- The exercise:
Identify the lines bearing the string "image" and gather them.

- Exercise inputs:
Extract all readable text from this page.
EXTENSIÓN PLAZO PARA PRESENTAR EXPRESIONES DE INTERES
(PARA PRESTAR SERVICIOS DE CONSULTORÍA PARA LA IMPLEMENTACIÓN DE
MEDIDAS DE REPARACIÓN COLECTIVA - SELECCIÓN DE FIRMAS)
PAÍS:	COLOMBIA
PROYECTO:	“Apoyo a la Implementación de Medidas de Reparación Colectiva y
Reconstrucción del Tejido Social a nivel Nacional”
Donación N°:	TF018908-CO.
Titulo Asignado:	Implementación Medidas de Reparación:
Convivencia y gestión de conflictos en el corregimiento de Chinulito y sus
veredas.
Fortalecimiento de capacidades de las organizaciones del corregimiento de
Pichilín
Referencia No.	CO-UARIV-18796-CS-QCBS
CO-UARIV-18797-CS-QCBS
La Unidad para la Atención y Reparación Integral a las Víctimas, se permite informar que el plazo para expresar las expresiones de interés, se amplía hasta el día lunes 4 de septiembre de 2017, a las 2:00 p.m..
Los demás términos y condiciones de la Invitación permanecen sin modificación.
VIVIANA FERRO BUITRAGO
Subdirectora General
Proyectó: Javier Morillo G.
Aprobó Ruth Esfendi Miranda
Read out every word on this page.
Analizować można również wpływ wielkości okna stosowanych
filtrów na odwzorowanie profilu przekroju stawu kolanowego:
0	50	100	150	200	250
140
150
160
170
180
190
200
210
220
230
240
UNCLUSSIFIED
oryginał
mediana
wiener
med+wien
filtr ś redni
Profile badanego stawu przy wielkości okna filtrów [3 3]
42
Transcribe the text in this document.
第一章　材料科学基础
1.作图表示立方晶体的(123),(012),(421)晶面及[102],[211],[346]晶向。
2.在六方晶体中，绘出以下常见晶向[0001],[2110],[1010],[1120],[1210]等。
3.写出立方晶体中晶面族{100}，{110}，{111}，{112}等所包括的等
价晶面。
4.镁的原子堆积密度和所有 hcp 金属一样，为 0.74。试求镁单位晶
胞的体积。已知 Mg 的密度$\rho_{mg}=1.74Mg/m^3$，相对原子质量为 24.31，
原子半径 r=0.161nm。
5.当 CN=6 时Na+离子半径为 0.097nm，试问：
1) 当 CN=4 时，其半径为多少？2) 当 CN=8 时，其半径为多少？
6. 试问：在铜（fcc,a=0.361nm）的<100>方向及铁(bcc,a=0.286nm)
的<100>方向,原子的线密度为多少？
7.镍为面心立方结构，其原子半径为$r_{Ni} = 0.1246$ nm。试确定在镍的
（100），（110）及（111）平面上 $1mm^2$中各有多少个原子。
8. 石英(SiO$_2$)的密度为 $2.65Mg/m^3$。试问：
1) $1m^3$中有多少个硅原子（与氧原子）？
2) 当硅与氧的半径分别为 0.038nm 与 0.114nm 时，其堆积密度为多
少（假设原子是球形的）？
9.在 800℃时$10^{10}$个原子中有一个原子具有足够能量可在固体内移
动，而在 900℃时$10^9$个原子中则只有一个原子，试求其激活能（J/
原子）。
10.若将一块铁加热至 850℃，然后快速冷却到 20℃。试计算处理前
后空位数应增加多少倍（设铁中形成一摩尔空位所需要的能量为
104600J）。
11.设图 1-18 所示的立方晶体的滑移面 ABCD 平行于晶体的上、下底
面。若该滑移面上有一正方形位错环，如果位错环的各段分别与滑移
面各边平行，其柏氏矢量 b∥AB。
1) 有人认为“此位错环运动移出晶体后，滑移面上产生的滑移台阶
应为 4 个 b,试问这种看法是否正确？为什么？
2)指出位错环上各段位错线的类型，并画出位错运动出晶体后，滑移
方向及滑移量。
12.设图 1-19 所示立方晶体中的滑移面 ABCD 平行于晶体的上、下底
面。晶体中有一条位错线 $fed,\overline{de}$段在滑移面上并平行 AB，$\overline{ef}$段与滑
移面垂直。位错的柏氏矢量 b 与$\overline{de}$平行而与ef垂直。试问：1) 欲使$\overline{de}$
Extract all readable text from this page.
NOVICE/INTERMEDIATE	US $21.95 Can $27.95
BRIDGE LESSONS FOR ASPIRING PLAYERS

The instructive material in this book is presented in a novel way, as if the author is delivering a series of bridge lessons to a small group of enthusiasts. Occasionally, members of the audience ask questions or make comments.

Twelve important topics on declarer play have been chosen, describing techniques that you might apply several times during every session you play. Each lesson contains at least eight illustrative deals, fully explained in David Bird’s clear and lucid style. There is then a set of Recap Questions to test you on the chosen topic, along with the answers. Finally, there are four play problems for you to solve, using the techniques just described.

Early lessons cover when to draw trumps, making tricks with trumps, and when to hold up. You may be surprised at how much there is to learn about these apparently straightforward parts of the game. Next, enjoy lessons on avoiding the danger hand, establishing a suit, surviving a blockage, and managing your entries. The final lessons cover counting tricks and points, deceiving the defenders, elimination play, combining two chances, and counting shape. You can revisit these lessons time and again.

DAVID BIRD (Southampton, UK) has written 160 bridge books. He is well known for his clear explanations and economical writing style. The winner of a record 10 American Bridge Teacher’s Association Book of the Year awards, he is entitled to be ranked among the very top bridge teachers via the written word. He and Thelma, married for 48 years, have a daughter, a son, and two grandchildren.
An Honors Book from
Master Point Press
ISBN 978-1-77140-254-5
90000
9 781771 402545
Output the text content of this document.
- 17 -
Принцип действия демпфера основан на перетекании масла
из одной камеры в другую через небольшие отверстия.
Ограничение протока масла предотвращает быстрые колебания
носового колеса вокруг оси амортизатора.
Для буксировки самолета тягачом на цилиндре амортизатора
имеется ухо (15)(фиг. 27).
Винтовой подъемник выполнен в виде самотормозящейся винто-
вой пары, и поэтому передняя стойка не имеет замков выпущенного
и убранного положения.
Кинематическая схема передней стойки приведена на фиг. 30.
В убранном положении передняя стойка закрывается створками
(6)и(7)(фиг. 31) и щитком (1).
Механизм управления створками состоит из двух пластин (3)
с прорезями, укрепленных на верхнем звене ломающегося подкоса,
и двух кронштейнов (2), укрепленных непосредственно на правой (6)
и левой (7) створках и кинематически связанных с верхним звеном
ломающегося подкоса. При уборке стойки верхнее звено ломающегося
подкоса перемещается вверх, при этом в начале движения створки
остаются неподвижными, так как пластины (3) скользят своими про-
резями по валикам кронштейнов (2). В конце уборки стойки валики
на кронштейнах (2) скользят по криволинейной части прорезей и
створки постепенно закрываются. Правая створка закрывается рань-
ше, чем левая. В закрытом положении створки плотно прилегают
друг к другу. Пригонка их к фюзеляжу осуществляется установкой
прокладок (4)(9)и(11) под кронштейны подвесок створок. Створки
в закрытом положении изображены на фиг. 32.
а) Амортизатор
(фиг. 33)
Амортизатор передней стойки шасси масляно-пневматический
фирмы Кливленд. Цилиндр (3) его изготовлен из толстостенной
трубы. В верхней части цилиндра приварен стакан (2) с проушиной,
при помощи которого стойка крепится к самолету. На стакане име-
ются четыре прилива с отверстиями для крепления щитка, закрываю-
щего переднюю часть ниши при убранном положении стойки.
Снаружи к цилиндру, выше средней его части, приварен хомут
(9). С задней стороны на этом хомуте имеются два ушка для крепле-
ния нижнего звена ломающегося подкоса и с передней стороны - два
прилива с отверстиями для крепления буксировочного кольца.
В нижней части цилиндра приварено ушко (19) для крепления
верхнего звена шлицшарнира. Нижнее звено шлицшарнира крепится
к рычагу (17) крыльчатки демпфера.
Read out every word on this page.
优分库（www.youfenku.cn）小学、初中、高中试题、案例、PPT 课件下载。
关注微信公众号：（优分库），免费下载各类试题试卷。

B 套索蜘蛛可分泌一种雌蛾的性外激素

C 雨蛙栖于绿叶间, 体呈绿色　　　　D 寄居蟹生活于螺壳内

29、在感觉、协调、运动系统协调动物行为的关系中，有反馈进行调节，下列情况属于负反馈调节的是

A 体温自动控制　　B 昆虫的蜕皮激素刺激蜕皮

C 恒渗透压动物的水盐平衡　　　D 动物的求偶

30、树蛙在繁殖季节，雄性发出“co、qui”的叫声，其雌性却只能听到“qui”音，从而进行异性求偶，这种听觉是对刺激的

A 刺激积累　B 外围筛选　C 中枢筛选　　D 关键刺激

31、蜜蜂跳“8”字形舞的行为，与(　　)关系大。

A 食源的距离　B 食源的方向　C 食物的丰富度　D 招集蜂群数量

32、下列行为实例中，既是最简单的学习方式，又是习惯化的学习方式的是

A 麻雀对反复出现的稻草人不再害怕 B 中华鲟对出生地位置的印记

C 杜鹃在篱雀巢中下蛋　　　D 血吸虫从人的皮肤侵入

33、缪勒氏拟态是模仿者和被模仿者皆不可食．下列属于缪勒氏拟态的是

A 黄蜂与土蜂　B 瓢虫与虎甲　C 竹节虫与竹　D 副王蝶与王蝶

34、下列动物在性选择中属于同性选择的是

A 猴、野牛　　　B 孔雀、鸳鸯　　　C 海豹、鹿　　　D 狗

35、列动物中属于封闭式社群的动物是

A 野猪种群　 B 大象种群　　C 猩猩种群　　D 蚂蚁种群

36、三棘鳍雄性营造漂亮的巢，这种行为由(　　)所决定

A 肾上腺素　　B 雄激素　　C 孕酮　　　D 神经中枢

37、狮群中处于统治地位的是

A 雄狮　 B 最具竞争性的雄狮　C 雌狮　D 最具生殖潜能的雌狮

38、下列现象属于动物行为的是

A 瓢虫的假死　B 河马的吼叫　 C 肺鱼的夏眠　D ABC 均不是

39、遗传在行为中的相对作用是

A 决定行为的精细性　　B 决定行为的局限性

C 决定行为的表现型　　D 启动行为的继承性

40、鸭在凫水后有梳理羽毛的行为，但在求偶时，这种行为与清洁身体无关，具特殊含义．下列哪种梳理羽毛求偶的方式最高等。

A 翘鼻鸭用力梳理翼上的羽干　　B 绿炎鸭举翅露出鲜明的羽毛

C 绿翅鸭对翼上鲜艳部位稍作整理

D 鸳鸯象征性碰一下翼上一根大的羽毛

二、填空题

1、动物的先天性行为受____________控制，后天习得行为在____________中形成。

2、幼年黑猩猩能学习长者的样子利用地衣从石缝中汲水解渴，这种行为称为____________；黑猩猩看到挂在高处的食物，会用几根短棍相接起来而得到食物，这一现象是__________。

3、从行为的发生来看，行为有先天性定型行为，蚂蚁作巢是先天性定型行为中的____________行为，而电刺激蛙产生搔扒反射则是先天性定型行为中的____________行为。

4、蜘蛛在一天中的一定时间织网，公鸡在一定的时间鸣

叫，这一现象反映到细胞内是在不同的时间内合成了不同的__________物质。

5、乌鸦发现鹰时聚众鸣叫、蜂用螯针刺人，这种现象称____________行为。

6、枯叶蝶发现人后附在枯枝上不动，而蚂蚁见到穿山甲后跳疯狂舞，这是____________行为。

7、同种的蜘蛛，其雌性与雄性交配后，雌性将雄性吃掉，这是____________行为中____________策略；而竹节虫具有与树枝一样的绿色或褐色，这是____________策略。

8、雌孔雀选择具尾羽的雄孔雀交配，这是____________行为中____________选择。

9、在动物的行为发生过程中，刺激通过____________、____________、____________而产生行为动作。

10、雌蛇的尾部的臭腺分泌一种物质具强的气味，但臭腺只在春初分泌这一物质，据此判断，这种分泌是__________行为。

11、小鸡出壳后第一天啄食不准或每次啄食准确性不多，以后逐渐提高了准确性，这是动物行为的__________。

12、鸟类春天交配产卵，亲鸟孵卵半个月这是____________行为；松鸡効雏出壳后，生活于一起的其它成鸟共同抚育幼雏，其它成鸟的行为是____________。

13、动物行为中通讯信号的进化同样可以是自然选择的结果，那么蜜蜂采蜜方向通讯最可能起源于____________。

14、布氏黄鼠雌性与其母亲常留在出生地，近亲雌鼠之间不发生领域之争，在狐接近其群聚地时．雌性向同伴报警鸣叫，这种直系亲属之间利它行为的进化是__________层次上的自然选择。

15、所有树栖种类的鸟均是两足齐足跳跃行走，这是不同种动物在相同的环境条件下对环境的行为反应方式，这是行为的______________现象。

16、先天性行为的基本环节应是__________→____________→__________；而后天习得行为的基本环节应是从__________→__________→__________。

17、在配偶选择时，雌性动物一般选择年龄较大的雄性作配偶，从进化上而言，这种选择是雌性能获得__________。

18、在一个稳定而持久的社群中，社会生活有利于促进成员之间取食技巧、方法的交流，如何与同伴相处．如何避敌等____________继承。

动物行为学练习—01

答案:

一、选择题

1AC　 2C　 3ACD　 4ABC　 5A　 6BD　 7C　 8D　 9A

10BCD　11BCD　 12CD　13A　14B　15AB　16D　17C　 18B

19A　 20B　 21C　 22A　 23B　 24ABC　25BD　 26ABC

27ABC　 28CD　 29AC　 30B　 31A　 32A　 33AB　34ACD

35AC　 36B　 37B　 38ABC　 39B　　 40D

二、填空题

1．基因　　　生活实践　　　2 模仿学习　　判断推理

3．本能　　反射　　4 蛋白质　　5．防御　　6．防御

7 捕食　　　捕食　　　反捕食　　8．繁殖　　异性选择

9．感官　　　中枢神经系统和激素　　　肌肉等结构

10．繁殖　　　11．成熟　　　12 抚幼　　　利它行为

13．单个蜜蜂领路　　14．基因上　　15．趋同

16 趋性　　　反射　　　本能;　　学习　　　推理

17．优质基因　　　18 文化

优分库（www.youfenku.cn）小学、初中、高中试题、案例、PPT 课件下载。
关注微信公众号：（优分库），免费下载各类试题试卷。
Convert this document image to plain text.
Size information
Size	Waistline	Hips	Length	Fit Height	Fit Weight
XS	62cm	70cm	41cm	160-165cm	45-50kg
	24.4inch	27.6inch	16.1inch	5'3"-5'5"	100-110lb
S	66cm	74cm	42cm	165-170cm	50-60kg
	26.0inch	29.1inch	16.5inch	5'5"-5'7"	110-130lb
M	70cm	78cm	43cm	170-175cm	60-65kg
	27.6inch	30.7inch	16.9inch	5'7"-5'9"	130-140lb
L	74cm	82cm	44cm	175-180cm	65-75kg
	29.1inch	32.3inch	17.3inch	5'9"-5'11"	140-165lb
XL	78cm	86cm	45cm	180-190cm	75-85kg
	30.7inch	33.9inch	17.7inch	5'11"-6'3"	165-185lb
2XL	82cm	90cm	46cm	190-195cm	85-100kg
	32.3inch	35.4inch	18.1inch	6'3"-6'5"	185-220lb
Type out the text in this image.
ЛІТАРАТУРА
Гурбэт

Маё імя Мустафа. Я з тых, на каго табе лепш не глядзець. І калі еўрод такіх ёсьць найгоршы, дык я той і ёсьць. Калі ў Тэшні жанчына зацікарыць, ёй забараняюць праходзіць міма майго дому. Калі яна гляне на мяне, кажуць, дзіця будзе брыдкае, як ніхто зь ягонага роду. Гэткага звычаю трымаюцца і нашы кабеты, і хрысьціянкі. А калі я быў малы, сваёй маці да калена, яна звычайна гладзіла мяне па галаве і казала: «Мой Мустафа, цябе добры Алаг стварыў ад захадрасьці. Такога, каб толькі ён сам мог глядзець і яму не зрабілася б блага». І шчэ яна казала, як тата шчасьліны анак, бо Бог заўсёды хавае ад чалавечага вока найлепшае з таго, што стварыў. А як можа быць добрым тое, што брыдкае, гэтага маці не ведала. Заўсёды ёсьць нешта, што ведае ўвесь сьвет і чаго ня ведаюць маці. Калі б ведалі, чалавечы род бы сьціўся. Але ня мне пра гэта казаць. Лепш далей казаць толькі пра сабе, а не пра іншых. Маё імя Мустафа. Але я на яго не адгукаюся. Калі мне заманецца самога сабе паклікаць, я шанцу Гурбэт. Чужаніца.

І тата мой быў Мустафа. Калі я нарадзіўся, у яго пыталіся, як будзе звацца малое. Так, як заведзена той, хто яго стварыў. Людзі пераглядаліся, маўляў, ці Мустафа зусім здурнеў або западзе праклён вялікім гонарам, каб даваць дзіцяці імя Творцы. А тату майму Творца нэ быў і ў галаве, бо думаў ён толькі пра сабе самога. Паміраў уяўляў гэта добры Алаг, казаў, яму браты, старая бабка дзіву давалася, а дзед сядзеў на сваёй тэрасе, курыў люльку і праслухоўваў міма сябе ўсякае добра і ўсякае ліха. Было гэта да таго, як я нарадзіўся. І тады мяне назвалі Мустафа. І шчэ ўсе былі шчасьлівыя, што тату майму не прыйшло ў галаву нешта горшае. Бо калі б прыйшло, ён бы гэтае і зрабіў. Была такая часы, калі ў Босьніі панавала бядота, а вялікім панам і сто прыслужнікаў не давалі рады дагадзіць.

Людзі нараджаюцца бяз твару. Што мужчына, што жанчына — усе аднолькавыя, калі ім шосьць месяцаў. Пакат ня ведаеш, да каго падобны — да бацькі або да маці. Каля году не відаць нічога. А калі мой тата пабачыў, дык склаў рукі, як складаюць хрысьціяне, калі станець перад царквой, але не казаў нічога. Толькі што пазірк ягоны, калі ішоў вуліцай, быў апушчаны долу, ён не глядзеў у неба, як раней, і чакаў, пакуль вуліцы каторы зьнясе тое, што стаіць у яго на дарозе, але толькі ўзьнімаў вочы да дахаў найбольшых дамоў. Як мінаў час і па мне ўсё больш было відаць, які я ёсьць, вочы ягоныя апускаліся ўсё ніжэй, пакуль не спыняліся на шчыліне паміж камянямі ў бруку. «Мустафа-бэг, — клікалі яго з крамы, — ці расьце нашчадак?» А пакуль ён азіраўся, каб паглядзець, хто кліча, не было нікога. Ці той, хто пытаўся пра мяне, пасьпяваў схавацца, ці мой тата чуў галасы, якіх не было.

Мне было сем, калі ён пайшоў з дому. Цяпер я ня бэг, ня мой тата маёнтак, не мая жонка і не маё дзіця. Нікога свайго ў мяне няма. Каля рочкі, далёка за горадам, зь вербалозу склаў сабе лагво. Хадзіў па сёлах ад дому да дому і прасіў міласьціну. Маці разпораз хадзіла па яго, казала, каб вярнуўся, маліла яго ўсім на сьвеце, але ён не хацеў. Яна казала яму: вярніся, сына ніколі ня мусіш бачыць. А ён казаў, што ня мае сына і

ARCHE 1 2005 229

- Exercise response:
Convert this document image to plain text.
Type out the text in this image.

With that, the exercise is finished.